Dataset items
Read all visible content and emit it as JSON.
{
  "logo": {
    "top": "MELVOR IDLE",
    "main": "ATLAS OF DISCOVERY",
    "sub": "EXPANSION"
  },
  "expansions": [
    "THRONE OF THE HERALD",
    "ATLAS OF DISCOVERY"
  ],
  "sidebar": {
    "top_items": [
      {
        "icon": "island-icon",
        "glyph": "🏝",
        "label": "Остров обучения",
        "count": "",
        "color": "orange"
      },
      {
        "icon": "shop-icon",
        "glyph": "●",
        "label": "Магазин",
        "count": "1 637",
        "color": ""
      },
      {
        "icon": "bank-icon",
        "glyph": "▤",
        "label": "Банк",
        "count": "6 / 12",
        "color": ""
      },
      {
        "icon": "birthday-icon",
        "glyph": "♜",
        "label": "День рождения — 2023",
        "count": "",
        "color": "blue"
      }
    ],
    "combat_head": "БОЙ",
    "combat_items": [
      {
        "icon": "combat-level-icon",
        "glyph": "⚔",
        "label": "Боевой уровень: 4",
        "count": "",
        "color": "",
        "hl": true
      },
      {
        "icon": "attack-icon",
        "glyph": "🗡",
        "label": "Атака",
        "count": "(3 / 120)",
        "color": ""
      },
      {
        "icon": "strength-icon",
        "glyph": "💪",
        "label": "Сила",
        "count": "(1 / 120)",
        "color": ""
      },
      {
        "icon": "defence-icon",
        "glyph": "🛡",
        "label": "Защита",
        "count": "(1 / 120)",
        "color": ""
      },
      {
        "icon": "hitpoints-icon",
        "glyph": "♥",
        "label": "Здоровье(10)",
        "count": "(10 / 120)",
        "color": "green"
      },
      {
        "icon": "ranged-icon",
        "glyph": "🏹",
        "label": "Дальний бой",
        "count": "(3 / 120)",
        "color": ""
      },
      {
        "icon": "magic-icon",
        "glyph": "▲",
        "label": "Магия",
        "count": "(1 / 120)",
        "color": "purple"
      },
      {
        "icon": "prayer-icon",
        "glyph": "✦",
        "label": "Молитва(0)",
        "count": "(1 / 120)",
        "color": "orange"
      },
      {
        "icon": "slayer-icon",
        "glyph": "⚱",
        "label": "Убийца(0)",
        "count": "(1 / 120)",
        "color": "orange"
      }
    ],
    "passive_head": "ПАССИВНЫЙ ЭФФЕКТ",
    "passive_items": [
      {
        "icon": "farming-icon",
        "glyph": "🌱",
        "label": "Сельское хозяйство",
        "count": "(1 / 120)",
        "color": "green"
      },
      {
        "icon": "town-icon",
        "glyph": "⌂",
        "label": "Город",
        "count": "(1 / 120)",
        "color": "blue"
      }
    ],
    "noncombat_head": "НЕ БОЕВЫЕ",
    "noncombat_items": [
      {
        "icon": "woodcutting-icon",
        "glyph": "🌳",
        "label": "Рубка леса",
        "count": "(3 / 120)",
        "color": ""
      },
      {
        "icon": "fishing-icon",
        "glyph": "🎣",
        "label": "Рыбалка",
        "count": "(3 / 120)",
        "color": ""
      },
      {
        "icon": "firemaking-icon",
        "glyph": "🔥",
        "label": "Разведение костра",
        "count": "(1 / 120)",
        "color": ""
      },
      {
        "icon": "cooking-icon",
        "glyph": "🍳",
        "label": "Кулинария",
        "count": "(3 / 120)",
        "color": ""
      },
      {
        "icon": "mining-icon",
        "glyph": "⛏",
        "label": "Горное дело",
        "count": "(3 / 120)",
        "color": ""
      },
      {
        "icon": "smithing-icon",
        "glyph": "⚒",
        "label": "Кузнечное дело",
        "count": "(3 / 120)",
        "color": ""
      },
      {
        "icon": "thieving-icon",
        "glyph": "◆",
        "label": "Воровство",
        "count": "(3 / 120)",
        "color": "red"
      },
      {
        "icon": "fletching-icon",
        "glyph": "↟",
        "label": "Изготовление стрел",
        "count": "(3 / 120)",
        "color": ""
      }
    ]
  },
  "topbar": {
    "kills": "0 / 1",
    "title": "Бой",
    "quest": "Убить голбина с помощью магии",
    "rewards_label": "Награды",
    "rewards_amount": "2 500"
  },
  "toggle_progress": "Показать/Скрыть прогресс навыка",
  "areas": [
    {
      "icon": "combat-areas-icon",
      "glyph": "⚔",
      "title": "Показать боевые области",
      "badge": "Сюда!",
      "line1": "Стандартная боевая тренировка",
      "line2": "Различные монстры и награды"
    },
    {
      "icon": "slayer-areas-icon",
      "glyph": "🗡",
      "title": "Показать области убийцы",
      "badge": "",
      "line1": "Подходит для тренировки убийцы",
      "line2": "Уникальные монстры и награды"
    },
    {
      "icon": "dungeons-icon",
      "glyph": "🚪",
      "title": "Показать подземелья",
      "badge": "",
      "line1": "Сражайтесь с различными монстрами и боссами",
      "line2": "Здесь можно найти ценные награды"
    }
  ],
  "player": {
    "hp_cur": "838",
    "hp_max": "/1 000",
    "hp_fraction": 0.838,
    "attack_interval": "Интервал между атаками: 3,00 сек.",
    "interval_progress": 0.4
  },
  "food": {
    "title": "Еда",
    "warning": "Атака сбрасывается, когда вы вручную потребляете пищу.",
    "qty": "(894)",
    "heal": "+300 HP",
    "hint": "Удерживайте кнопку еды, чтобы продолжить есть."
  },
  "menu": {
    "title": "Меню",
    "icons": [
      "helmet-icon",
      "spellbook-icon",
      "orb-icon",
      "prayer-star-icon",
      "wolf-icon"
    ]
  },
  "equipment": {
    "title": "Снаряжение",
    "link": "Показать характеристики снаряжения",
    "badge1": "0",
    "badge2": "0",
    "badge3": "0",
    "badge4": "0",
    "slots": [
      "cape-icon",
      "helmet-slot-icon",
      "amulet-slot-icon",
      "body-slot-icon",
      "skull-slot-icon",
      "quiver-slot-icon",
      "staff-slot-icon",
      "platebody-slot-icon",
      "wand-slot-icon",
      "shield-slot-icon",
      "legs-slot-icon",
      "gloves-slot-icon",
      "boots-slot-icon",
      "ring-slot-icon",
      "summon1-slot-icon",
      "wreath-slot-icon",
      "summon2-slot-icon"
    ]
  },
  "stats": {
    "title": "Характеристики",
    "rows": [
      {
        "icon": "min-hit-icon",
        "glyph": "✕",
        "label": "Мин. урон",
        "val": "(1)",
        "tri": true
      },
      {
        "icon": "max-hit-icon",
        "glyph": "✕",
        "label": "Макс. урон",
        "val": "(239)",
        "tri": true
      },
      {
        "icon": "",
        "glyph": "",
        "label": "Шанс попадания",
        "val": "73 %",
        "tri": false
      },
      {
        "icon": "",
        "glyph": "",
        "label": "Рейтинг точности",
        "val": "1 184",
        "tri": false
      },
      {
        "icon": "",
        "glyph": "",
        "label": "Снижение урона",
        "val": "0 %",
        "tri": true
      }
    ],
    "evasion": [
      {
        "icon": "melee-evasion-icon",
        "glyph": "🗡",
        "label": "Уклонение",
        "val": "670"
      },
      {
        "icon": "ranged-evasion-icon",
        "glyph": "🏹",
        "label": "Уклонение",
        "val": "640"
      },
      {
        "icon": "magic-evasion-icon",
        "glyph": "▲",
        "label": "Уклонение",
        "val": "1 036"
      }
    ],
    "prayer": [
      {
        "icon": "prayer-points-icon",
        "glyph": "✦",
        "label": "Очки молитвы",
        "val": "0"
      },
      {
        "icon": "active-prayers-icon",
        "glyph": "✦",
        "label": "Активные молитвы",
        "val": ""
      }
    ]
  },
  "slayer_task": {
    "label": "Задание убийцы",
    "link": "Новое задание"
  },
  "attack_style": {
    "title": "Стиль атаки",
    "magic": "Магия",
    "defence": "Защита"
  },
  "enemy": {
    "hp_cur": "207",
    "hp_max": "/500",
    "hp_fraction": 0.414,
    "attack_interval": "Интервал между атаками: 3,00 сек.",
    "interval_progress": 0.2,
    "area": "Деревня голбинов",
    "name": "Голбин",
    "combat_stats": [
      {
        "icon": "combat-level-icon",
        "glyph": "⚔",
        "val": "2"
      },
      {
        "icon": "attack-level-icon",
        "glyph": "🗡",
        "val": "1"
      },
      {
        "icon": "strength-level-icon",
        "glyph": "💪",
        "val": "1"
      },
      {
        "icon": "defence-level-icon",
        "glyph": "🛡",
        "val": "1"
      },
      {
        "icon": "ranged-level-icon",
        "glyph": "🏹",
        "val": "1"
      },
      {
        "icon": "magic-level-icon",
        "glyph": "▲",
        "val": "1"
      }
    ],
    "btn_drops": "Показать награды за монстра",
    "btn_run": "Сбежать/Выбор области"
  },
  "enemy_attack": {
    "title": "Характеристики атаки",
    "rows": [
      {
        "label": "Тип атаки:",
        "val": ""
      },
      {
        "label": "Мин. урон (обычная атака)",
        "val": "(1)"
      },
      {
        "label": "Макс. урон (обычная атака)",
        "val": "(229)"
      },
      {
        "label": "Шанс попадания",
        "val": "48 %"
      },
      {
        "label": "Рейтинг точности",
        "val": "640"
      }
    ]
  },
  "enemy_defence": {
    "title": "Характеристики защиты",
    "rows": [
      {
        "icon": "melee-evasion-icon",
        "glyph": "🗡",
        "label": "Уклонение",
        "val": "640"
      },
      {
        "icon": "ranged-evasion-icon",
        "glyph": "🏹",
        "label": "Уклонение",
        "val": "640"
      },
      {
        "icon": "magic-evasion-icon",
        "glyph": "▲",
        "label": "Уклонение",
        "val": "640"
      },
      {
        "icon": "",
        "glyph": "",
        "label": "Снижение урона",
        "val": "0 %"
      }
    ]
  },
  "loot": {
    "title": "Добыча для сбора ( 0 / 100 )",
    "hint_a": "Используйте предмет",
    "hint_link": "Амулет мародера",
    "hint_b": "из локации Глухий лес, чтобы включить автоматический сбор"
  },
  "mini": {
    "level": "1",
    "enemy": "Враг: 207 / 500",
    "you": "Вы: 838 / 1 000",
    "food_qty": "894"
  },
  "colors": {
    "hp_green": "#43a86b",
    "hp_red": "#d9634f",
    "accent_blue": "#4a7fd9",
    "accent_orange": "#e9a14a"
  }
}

DESCRIPTION OF THE TASK ::
Locate the word "атаки" in the data above. Copy every line carrying it.

SOLUTION ::
    "title": "Стиль атаки",
    "title": "Характеристики атаки",
        "label": "Тип атаки:",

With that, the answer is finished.